Problem requirements —
Reproduce the records below exactly as they appear, omitting any pictures they contain.

Data provided —
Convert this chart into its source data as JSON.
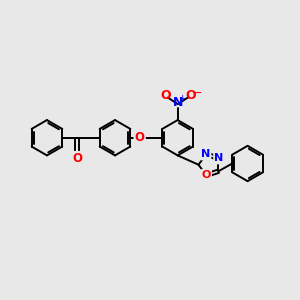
{
  "background_color": "#e8e8e8",
  "bond_color": "#000000",
  "bond_width": 1.4,
  "atom_colors": {
    "O": "#ff0000",
    "N": "#0000ff",
    "C": "#000000"
  },
  "figsize": [
    3.0,
    3.0
  ],
  "dpi": 100,
  "xlim": [
    0,
    12
  ],
  "ylim": [
    0,
    12
  ]
}
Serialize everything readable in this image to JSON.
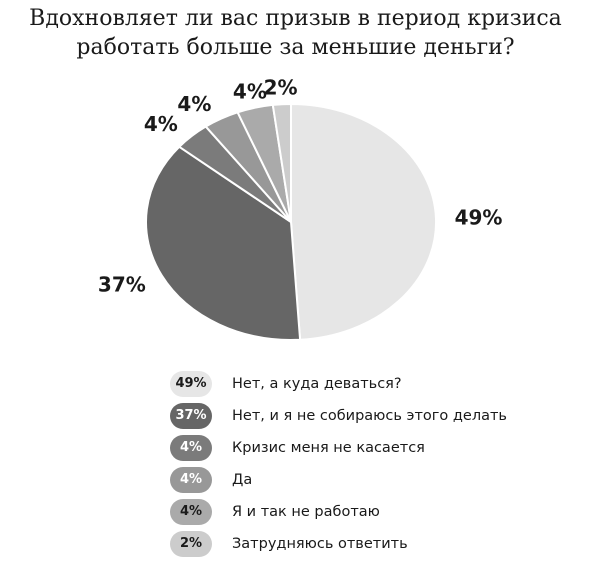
{
  "title_lines": [
    "Вдохновляет ли вас призыв в период кризиса",
    "работать больше за меньшие деньги?"
  ],
  "chart_data": {
    "type": "pie",
    "title": "Вдохновляет ли вас призыв в период кризиса работать больше за меньшие деньги?",
    "legend_position": "bottom",
    "slices": [
      {
        "label": "Нет, а куда деваться?",
        "value": 49,
        "value_label": "49%",
        "color": "#e6e6e6",
        "text_color": "#1a1a1a"
      },
      {
        "label": "Нет, и я не собираюсь этого делать",
        "value": 37,
        "value_label": "37%",
        "color": "#666666",
        "text_color": "#ffffff"
      },
      {
        "label": "Кризис меня не касается",
        "value": 4,
        "value_label": "4%",
        "color": "#7b7b7b",
        "text_color": "#ffffff"
      },
      {
        "label": "Да",
        "value": 4,
        "value_label": "4%",
        "color": "#989898",
        "text_color": "#ffffff"
      },
      {
        "label": "Я и так не работаю",
        "value": 4,
        "value_label": "4%",
        "color": "#aaaaaa",
        "text_color": "#1a1a1a"
      },
      {
        "label": "Затрудняюсь ответить",
        "value": 2,
        "value_label": "2%",
        "color": "#cccccc",
        "text_color": "#1a1a1a"
      }
    ]
  }
}
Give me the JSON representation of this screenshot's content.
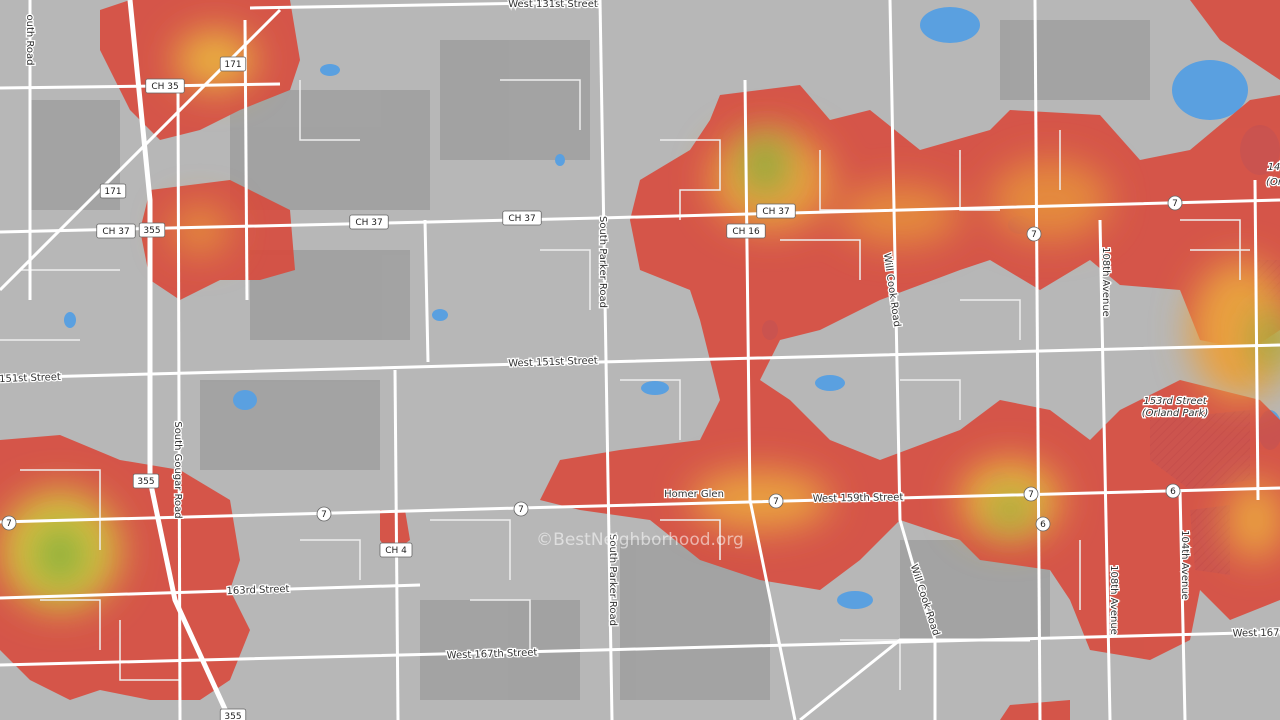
{
  "labels": [
    "West 131st Street",
    "outh Road",
    "South Parker Road",
    "Will Cook Road",
    "108th Avenue",
    "West 151st Street",
    "151st Street",
    "South Gougar Road",
    "153rd Street",
    "(Orland Park)",
    "Homer Glen",
    "West 159th Street",
    "163rd Street",
    "South Parker Road",
    "Will Cook Road",
    "108th Avenue",
    "104th Avenue",
    "West 167th Street",
    "West 167t",
    "14",
    "(Or"
  ],
  "shields": [
    "CH 35",
    "171",
    "171",
    "CH 37",
    "355",
    "CH 37",
    "CH 37",
    "CH 37",
    "CH 16",
    "7",
    "7",
    "355",
    "7",
    "7",
    "7",
    "CH 4",
    "7",
    "7",
    "6",
    "6",
    "355"
  ],
  "watermark": "©BestNeighborhood.org"
}
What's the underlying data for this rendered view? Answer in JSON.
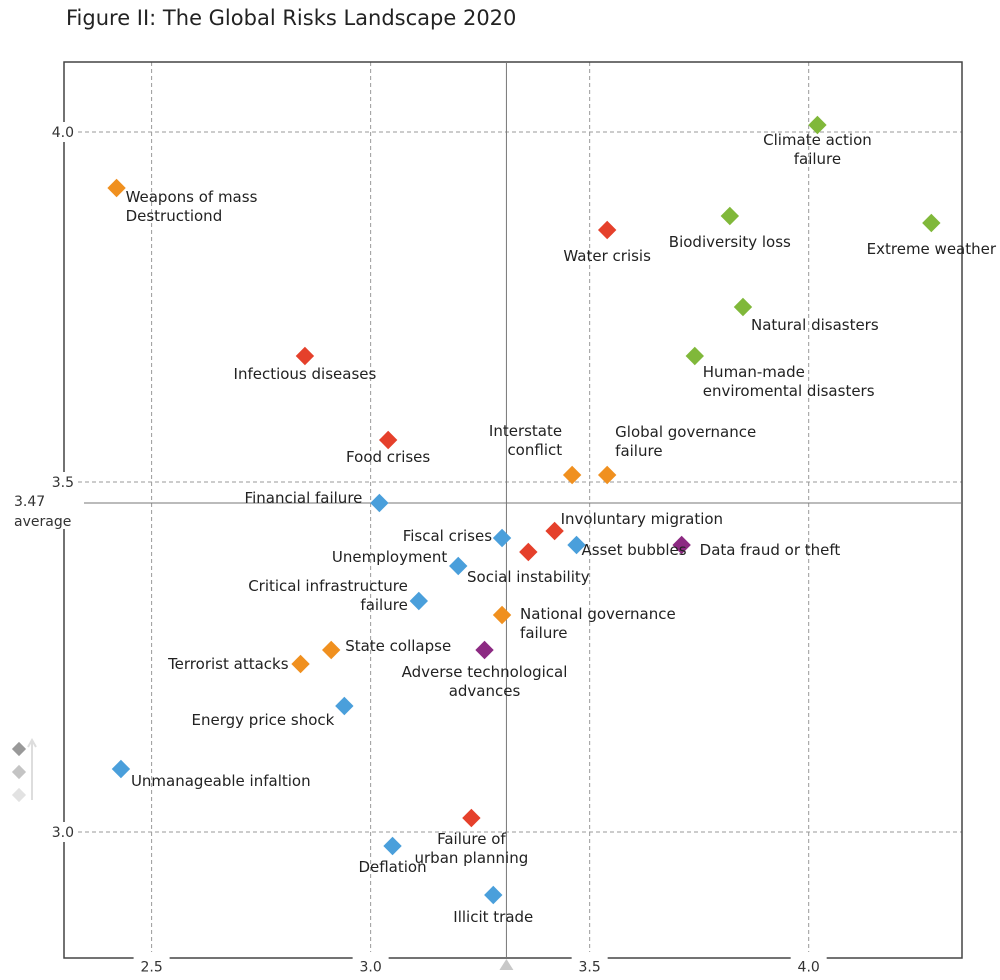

Solution for this task —
Convert this chart into its source data as JSON.
{
  "background_color": "#e8e8e8",
  "bond_color": "#000000",
  "bond_width": 1.4,
  "atom_colors": {
    "O": "#ff0000",
    "N": "#0000ff",
    "C": "#000000"
  },
  "figsize": [
    3.0,
    3.0
  ],
  "dpi": 100,
  "xlim": [
    0,
    12
  ],
  "ylim": [
    0,
    12
  ]
}
Serialize everything readable in this image to JSON.
{
  "title_lines": [
    "Вдохновляет ли вас призыв в период кризиса",
    "работать больше за меньшие деньги?"
  ],
  "chart_data": {
    "type": "pie",
    "title": "Вдохновляет ли вас призыв в период кризиса работать больше за меньшие деньги?",
    "legend_position": "bottom",
    "slices": [
      {
        "label": "Нет, а куда деваться?",
        "value": 49,
        "value_label": "49%",
        "color": "#e6e6e6",
        "text_color": "#1a1a1a"
      },
      {
        "label": "Нет, и я не собираюсь этого делать",
        "value": 37,
        "value_label": "37%",
        "color": "#666666",
        "text_color": "#ffffff"
      },
      {
        "label": "Кризис меня не касается",
        "value": 4,
        "value_label": "4%",
        "color": "#7b7b7b",
        "text_color": "#ffffff"
      },
      {
        "label": "Да",
        "value": 4,
        "value_label": "4%",
        "color": "#989898",
        "text_color": "#ffffff"
      },
      {
        "label": "Я и так не работаю",
        "value": 4,
        "value_label": "4%",
        "color": "#aaaaaa",
        "text_color": "#1a1a1a"
      },
      {
        "label": "Затрудняюсь ответить",
        "value": 2,
        "value_label": "2%",
        "color": "#cccccc",
        "text_color": "#1a1a1a"
      }
    ]
  }
}
Give me the JSON representation of this screenshot's content.
{
  "labels": [
    "West 131st Street",
    "outh Road",
    "South Parker Road",
    "Will Cook Road",
    "108th Avenue",
    "West 151st Street",
    "151st Street",
    "South Gougar Road",
    "153rd Street",
    "(Orland Park)",
    "Homer Glen",
    "West 159th Street",
    "163rd Street",
    "South Parker Road",
    "Will Cook Road",
    "108th Avenue",
    "104th Avenue",
    "West 167th Street",
    "West 167t",
    "14",
    "(Or"
  ],
  "shields": [
    "CH 35",
    "171",
    "171",
    "CH 37",
    "355",
    "CH 37",
    "CH 37",
    "CH 37",
    "CH 16",
    "7",
    "7",
    "355",
    "7",
    "7",
    "7",
    "CH 4",
    "7",
    "7",
    "6",
    "6",
    "355"
  ],
  "watermark": "©BestNeighborhood.org"
}
What's the underlying data for this rendered view? Answer in JSON.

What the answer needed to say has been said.